Return the data exactly, with all pictures removed.
** begin PROVIDED MATERIAL **
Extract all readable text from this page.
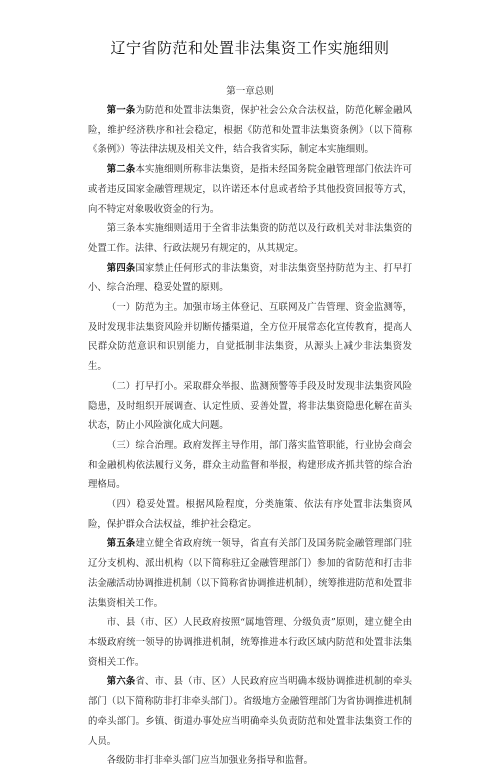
辽宁省防范和处置非法集资工作实施细则
第一章总则

第一条为防范和处置非法集资，保护社会公众合法权益，防范化解金融风险，维护经济秩序和社会稳定，根据《防范和处置非法集资条例》（以下简称《条例》）等法律法规及相关文件，结合我省实际，制定本实施细则。

第二条本实施细则所称非法集资，是指未经国务院金融管理部门依法许可或者违反国家金融管理规定，以许诺还本付息或者给予其他投资回报等方式，向不特定对象吸收资金的行为。

第三条本实施细则适用于全省非法集资的防范以及行政机关对非法集资的处置工作。法律、行政法规另有规定的，从其规定。

第四条国家禁止任何形式的非法集资，对非法集资坚持防范为主、打早打小、综合治理、稳妥处置的原则。

（一）防范为主。加强市场主体登记、互联网及广告管理、资金监测等，及时发现非法集资风险并切断传播渠道，全方位开展常态化宣传教育，提高人民群众防范意识和识别能力，自觉抵制非法集资，从源头上减少非法集资发生。

（二）打早打小。采取群众举报、监测预警等手段及时发现非法集资风险隐患，及时组织开展调查、认定性质、妥善处置，将非法集资隐患化解在苗头状态，防止小风险演化成大问题。

（三）综合治理。政府发挥主导作用，部门落实监管职能，行业协会商会和金融机构依法履行义务，群众主动监督和举报，构建形成齐抓共管的综合治理格局。

（四）稳妥处置。根据风险程度，分类施策、依法有序处置非法集资风险，保护群众合法权益，维护社会稳定。

第五条建立健全省政府统一领导，省直有关部门及国务院金融管理部门驻辽分支机构、派出机构（以下简称驻辽金融管理部门）参加的省防范和打击非法金融活动协调推进机制（以下简称省协调推进机制），统筹推进防范和处置非法集资相关工作。

市、县（市、区）人民政府按照“属地管理、分级负责”原则，建立健全由本级政府统一领导的协调推进机制，统筹推进本行政区域内防范和处置非法集资相关工作。

第六条省、市、县（市、区）人民政府应当明确本级协调推进机制的牵头部门（以下简称防非打非牵头部门）。省级地方金融管理部门为省协调推进机制的牵头部门。乡镇、街道办事处应当明确牵头负责防范和处置非法集资工作的人员。

各级防非打非牵头部门应当加强业务指导和监督。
** end PROVIDED MATERIAL **
ANSWER IN FULL ::
Extract all readable text from this page.
辽宁省防范和处置非法集资工作实施细则
第一章总则

第一条为防范和处置非法集资，保护社会公众合法权益，防范化解金融风险，维护经济秩序和社会稳定，根据《防范和处置非法集资条例》（以下简称《条例》）等法律法规及相关文件，结合我省实际，制定本实施细则。

第二条本实施细则所称非法集资，是指未经国务院金融管理部门依法许可或者违反国家金融管理规定，以许诺还本付息或者给予其他投资回报等方式，向不特定对象吸收资金的行为。

第三条本实施细则适用于全省非法集资的防范以及行政机关对非法集资的处置工作。法律、行政法规另有规定的，从其规定。

第四条国家禁止任何形式的非法集资，对非法集资坚持防范为主、打早打小、综合治理、稳妥处置的原则。

（一）防范为主。加强市场主体登记、互联网及广告管理、资金监测等，及时发现非法集资风险并切断传播渠道，全方位开展常态化宣传教育，提高人民群众防范意识和识别能力，自觉抵制非法集资，从源头上减少非法集资发生。

（二）打早打小。采取群众举报、监测预警等手段及时发现非法集资风险隐患，及时组织开展调查、认定性质、妥善处置，将非法集资隐患化解在苗头状态，防止小风险演化成大问题。

（三）综合治理。政府发挥主导作用，部门落实监管职能，行业协会商会和金融机构依法履行义务，群众主动监督和举报，构建形成齐抓共管的综合治理格局。

（四）稳妥处置。根据风险程度，分类施策、依法有序处置非法集资风险，保护群众合法权益，维护社会稳定。

第五条建立健全省政府统一领导，省直有关部门及国务院金融管理部门驻辽分支机构、派出机构（以下简称驻辽金融管理部门）参加的省防范和打击非法金融活动协调推进机制（以下简称省协调推进机制），统筹推进防范和处置非法集资相关工作。

市、县（市、区）人民政府按照“属地管理、分级负责”原则，建立健全由本级政府统一领导的协调推进机制，统筹推进本行政区域内防范和处置非法集资相关工作。

第六条省、市、县（市、区）人民政府应当明确本级协调推进机制的牵头部门（以下简称防非打非牵头部门）。省级地方金融管理部门为省协调推进机制的牵头部门。乡镇、街道办事处应当明确牵头负责防范和处置非法集资工作的人员。

各级防非打非牵头部门应当加强业务指导和监督。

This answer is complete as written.